▸ Written task
Copy the weights-matrix excerpt from "In Table 1, we" to "World Trade Organization).", swapping "bilateral distance" for "geographic distance".

▸ Document excerpt
---+---

A HAC estimator of the variance–covariance matrix with IV-2SLS in the spirit of Driscoll and Kraay (1998) is then defined as

$$\begin{aligned} \hat{\mathbf {V}}_{HHC}=(\mathbf {Z}^{\prime }\mathbf {D}_{\ell }\hat{\mathbf {S} }_{\ell T}^{-1}\mathbf {D}_{\ell }^{\prime }\mathbf {Z})^{-1}. \end{aligned}$$
(26)

Driscoll and Kraay (1998) prove that such a Newey and West (1987)-type estimator of the variance–covariance matrix relies on fairly weak assumptions.

1.5 “Natural” trade and foreign direct investment-based weights matrices in the empirical model

In Table 1, we use “natural” trade and in Table 3 “natural” foreign direct investment as weights to compute competitor countries’ statutory tax rates and depreciation allowances. They are derived from cross-sectional empirical models using average bilateral exports and stocks of outward foreign direct investment, respectively, as the dependent variable for the period 1982–2000 for all pairings among the 43 countries in our analysis. Apart from exporter (parent country) and importer (host country) fixed effects, the empirical models include the following explanatory variables of exports or outward foreign direct investment: log bilateral distance, common border between exporter and importer, and a free trade area indicator (as reported to the World Trade Organization).

---+---

▸ Recorded information
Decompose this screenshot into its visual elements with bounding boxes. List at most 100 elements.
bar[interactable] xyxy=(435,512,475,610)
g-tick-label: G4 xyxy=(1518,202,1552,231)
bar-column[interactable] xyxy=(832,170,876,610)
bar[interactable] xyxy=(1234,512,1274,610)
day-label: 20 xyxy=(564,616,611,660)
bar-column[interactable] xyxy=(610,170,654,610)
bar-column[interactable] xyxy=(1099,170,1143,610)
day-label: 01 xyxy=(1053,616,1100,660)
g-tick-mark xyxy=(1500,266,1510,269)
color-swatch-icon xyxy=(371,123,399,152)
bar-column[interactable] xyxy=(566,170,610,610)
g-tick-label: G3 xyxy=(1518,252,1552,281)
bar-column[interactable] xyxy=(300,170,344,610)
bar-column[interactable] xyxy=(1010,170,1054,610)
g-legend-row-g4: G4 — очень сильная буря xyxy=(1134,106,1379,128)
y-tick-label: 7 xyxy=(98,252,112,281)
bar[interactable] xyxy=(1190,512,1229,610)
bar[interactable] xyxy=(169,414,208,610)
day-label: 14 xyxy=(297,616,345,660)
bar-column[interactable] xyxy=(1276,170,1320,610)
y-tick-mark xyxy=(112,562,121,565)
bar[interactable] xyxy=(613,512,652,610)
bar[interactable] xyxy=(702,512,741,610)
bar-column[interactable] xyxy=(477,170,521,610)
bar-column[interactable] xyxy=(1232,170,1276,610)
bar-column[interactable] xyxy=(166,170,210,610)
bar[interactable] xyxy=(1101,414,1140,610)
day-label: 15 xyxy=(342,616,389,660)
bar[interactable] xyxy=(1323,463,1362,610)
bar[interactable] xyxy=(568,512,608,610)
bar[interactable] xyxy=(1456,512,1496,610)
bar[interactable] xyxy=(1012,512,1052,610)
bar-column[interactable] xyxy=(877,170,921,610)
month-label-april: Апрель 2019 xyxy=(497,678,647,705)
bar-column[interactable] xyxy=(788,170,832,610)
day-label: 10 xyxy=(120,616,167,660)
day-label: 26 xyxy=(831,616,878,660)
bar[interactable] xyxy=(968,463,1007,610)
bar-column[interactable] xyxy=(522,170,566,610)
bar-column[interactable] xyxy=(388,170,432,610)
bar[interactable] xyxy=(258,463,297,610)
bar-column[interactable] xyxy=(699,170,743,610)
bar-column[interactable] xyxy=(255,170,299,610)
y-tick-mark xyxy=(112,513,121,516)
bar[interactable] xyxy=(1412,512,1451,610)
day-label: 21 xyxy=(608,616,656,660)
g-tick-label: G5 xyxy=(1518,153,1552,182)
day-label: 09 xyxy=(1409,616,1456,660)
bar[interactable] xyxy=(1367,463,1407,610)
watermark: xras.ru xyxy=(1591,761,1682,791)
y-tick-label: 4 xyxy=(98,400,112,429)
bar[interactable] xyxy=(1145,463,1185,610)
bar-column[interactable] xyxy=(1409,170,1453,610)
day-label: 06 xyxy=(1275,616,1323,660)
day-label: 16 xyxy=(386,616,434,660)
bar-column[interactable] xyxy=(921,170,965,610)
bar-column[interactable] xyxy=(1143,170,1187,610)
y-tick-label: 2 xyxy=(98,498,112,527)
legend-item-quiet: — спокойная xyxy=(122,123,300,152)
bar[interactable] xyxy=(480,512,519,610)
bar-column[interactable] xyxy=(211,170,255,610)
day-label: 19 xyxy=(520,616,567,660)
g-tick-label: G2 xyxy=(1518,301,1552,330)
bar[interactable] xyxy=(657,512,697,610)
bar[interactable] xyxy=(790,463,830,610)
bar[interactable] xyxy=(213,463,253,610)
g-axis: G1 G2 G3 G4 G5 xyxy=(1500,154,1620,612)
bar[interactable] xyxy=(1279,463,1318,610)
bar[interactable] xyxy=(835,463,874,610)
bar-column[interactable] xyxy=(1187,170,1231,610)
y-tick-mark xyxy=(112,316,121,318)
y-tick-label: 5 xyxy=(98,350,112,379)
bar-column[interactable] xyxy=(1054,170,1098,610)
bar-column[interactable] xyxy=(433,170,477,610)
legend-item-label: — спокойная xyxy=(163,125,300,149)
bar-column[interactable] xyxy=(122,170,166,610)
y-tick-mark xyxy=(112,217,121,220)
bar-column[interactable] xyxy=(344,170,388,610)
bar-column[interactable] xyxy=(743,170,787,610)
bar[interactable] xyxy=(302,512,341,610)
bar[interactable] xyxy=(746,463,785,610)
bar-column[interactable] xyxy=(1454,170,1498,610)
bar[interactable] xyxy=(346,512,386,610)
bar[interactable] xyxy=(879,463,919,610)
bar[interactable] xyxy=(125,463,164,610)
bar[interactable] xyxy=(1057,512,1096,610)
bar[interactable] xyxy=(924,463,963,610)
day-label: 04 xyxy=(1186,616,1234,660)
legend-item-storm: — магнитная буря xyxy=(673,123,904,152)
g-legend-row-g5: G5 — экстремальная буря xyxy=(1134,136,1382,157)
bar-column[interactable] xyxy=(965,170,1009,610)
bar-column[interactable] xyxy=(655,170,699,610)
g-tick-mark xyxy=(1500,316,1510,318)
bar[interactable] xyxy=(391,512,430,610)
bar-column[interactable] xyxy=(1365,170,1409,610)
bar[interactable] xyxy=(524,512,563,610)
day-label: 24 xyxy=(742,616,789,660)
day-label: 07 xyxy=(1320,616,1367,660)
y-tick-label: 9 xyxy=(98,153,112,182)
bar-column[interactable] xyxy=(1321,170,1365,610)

---+---

▸ Final answer
In Table 1, we use “natural” trade and in Table 3 “natural” foreign direct investment as weights to compute competitor countries’ statutory tax rates and depreciation allowances. They are derived from cross-sectional empirical models using average bilateral exports and stocks of outward foreign direct investment, respectively, as the dependent variable for the period 1982–2000 for all pairings among the 43 countries in our analysis. Apart from exporter (parent country) and importer (host country) fixed effects, the empirical models include the following explanatory variables of exports or outward foreign direct investment: log geographic distance, common border between exporter and importer, and a free trade area indicator (as reported to the World Trade Organization).